▶ **与えられた文章**
'''
埋もれた巨匠を発掘!③:アドルフ・モンティセリ

皆さま、こんにちは。
本ブログでは、「フィリップス・コレクション展」に関連した、「埋もれた巨匠を発掘!」シリーズをお届けします。
ロジェ・ド・ラ・フレネ、ハインリヒ・カンペンドンクに続いて、今回の画家は、アドルフ・モンティセリ(1824-1886)。


――安井学芸員に伺います。本展の出品作品についての資料を見たところ、この花瓶のお花が気になりました。
粗い筆致と絵の具の力強さが、存在を主張していて。「アドルフ・モンティセリ」とはどんな画家だったのでしょうか?

アドルフ・モンティセリ 《花束》 1875年頃 油彩/板 Acquired 1961 フィリップス・コレクション蔵

なかなか渋いところをついてきますね(笑)。
モンティセリについては、画家としてももちろん、フィリップス・コレクションのラインナップに加わった経緯も興味深いのですよ。

彼が生きたのは、19世紀まっただなかのフランス。先にご紹介した、フレネやカンペンドンクよりも前の、ロマン派の後半、自然主義や写実主義の時代です。むしろモンティセリは先の二人の説明として出てきた「野獣派(フォービズム)」と言った人たちの先駆けであったといえるでしょうか。

ここで問題です。
先ほど指摘されていた、「絵の具の力強さ」「粗い筆遣い」に、「単色を重ねていく」という特徴も付け加えて、「巨匠」感のある画家、誰か思い浮かびませんか?

――凡庸な答えで恐縮ですが、そう言われて頭に浮かんでくるのは、まさに巨匠感あふれるゴッホくらいしか……。

大正解!(笑)。
実は、モンティセリが注目されるきっかけを作ったのは、フィンセント・ファン・ゴッホなんです。ゴッホが、彼の弟でありよき理解者でもあった、テオに宛てた手紙の中で、モンティセリを評価している記述があります。

その事実からゴッホに影響を与えた画家として、逆に注目されるという。そんな面白い現象が起こったのです。

ゴッホというと、「生きている間には絵が売れなかった」「耳を切り落とした人」など、そのドラマティックなエピソードや、皆さんの頭の中に思い浮かぶゴッホの印象から受ける「ゴッホらしさ」とでも言ったらいいのでしょうか。

その印象から、「感性の人」、「感情のままに絵をかく人」というイメージが強いかもしれませんが、とても勉強熱心で、絵画の歴史や画家についてよく学んでいました。ある意味頭でっかちな部分もあった画家でなのです。

――もしかして、フィリップスさんは、ゴッホの記述からモンティセリに興味を持ったのですか?

おお!鋭いですね。おそらくそうではないかと。
印象主義から現代までの(当時の意味で)モダニズムの流れを結びつける画家として、フィリップスは、モンティセリのことをコレクションになくてはならない画家、という風に考えたのではないかと思います。

つまり、コレクション全体を見渡して、モンティセリの作品が必要だと判断したのです。これは、バランスを重要視するダンカン・フィリップスというコレクターだからこその選択ともいえます。
'''
▶ **抽出した行**
'''
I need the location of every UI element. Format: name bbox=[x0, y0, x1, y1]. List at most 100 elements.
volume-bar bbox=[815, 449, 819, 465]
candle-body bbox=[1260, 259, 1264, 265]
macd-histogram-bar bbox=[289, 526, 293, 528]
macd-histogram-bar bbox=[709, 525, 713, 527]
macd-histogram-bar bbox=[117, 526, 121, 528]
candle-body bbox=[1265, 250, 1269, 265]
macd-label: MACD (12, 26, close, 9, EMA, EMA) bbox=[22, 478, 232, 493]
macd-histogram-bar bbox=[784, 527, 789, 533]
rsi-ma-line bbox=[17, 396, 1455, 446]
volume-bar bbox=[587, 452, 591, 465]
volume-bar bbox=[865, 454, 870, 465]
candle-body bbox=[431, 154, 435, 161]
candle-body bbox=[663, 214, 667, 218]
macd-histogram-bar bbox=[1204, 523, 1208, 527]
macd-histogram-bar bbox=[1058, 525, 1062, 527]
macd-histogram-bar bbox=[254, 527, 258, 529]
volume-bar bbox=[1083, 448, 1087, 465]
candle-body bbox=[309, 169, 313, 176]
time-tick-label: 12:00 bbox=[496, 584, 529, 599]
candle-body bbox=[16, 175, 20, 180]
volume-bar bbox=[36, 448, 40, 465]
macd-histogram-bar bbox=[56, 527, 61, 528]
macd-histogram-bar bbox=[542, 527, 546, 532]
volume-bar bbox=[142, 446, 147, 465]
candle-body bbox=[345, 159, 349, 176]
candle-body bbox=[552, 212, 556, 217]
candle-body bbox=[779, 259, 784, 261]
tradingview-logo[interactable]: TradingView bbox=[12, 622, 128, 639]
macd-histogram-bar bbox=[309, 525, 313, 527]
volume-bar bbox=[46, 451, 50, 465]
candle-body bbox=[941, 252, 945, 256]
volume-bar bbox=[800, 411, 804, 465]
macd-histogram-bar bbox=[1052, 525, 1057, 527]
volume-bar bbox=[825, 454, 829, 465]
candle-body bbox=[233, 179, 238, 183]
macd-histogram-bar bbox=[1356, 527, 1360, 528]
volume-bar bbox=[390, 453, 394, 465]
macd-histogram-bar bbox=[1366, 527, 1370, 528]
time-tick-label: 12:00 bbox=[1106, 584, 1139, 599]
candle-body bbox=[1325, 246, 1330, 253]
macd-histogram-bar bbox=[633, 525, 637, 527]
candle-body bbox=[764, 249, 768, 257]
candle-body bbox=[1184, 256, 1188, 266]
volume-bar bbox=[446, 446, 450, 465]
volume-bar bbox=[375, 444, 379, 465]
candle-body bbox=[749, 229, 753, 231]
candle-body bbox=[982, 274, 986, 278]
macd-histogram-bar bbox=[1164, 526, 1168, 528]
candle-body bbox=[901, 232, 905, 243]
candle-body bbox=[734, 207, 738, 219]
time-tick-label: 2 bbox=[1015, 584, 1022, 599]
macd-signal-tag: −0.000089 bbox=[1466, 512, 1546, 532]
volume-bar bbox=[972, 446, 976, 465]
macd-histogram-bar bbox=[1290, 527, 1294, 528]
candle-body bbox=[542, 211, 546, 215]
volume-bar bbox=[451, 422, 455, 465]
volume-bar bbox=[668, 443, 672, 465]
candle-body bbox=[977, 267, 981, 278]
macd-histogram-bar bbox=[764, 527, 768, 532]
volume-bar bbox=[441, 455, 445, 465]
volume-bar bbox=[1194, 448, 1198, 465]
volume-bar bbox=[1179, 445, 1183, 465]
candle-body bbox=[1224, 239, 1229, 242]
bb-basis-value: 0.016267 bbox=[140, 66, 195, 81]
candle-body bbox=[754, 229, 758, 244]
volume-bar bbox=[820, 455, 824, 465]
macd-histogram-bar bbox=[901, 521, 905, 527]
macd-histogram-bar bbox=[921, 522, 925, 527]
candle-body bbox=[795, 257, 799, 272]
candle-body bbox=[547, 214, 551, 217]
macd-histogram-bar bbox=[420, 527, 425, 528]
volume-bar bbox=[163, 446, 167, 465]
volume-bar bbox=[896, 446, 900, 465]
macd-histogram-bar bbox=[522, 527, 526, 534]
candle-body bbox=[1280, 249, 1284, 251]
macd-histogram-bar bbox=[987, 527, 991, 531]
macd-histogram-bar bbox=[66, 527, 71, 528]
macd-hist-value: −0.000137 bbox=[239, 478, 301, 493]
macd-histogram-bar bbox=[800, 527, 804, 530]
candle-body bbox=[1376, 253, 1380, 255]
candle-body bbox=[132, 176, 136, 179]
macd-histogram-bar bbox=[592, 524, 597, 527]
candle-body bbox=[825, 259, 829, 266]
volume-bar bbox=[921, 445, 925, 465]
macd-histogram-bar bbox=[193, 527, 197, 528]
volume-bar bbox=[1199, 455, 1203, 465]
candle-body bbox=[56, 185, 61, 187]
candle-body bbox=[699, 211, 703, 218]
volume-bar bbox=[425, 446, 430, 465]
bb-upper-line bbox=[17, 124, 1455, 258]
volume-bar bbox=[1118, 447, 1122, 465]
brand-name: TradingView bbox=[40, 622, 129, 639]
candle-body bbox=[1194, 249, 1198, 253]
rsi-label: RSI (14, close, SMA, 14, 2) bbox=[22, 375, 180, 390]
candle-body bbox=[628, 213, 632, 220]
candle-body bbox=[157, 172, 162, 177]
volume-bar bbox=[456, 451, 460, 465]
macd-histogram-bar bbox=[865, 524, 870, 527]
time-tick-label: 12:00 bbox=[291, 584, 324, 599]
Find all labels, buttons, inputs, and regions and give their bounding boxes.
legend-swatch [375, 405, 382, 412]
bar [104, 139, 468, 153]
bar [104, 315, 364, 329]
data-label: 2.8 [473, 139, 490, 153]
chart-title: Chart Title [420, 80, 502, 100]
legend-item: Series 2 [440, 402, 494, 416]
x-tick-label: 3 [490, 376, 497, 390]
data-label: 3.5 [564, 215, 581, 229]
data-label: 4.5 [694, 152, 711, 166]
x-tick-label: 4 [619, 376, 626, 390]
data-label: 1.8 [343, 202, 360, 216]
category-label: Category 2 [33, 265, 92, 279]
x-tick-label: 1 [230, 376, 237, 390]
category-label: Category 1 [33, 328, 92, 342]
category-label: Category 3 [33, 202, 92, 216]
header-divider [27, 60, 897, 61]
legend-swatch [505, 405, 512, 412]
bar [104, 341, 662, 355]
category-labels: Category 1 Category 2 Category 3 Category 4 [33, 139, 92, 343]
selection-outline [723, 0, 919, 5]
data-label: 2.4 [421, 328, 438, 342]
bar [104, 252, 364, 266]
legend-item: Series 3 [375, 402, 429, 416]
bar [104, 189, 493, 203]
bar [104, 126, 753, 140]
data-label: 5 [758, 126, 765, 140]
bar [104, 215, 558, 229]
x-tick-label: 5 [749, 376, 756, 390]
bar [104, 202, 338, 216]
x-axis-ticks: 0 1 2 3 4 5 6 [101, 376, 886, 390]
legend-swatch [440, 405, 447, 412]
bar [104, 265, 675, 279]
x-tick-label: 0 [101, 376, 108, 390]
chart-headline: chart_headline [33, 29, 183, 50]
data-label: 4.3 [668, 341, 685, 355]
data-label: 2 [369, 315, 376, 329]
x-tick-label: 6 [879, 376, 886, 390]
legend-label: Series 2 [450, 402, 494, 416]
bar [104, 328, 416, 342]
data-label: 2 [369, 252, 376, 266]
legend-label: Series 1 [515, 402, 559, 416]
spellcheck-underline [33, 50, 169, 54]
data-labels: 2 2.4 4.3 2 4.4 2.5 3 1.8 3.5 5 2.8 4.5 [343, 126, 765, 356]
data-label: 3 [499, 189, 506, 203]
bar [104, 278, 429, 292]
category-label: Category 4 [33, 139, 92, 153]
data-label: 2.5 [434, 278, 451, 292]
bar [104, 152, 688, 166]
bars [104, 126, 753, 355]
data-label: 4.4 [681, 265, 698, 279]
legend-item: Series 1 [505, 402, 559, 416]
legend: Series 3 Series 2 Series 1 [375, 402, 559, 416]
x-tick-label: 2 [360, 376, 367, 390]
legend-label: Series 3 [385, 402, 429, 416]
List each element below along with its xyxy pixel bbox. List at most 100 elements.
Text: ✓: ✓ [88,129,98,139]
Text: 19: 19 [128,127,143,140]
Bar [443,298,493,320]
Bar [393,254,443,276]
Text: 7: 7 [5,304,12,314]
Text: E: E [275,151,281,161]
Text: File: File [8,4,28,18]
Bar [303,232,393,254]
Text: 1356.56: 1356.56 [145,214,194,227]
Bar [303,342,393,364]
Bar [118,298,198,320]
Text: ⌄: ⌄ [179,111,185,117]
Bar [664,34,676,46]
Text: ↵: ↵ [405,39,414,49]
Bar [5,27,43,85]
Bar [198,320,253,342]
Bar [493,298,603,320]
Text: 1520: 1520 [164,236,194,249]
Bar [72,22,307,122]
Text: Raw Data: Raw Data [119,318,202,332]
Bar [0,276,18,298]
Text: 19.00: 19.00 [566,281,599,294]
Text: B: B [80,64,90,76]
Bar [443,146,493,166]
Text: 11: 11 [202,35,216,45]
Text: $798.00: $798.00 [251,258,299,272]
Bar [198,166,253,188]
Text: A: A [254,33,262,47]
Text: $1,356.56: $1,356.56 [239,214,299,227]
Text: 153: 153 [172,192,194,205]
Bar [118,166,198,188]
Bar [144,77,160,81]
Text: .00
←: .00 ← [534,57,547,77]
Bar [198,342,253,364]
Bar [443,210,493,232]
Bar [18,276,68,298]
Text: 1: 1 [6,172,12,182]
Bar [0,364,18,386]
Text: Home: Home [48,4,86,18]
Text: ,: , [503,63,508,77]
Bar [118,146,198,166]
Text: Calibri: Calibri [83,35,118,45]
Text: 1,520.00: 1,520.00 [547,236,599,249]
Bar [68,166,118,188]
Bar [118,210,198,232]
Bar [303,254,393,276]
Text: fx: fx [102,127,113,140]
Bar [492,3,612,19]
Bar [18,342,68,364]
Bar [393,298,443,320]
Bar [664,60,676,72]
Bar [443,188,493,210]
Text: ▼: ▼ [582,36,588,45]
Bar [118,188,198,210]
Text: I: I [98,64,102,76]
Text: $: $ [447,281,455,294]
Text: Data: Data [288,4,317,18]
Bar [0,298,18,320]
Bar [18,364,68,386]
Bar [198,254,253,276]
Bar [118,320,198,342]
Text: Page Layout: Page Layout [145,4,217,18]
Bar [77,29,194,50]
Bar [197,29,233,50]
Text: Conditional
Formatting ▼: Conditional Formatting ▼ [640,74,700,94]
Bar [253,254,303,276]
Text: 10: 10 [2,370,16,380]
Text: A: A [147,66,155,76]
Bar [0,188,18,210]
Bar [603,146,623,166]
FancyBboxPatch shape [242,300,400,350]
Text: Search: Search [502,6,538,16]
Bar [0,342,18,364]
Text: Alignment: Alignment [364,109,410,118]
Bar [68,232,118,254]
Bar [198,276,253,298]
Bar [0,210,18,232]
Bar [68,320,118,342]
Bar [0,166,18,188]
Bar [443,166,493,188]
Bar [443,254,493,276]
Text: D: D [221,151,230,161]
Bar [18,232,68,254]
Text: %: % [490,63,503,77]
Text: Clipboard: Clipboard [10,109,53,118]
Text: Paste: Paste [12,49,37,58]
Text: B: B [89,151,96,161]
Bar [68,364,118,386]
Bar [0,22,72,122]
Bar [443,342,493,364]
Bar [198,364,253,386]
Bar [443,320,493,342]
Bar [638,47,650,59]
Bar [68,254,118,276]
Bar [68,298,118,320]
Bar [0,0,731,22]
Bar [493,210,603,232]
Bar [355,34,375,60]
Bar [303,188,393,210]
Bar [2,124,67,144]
'''
▶ **この演習の課題**
a) データの行の先頭から「macd-histogram-bar bbox=[709, 525, 713, 527]」を含む行までを、両端を含め、空行を除いて番号付きリストに変えること。
b) モンティセリについての文章を、最後の文の後から書き継ぐこと。
これらの行は、文章の内容とは何の関係もない。

▶ **各課題の解答**
a)
1. I need the location of every UI element. Format: name bbox=[x0, y0, x1, y1]. List at most 100 elements.
2. volume-bar bbox=[815, 449, 819, 465]
3. candle-body bbox=[1260, 259, 1264, 265]
4. macd-histogram-bar bbox=[289, 526, 293, 528]
5. macd-histogram-bar bbox=[709, 525, 713, 527]

b)
この「埋もれた巨匠」シリーズに選出されたことからお気づきかもしれませんが、美術史の中でモンティセリは、マイナーな画家と言っていいと思います。彼の回顧展は、1995年にブリヂストン美術館さんが開催された、『特集展示:モンティセリ』くらいかと思います(さすがブリヂストン美術館さん!)。

―――モンティセリの同時代の画家で「埋もれていない」巨匠を挙げるとすれば誰になるのでしょうか?

ウジェーヌ・ドラクロワ でしょうか。彼の作品もフィリップス展に出品されますよ!そして、モンティセリとドラクロワは、実際に交友関係があったことがわかっています。
ウジェーヌ・ドラクロワ 《海から上がる馬》 1860年 油彩/カンヴァス フィリップス・コレクション蔵

ドラクロワと言えば、僕らのイメージからすると、精密に作品を描いていく画家ではないでしょうか。
一方モンティセリはかなり自由に描いているように映って、ドラクロワも驚いていたんじゃないかな、なんて想像してしまいますね。
絵の具をあまり混ぜず、何度も厚く盛り上げて筆をおいていくという方法は、ドラクロワのロマン主義的な表現とは対極に感じられます。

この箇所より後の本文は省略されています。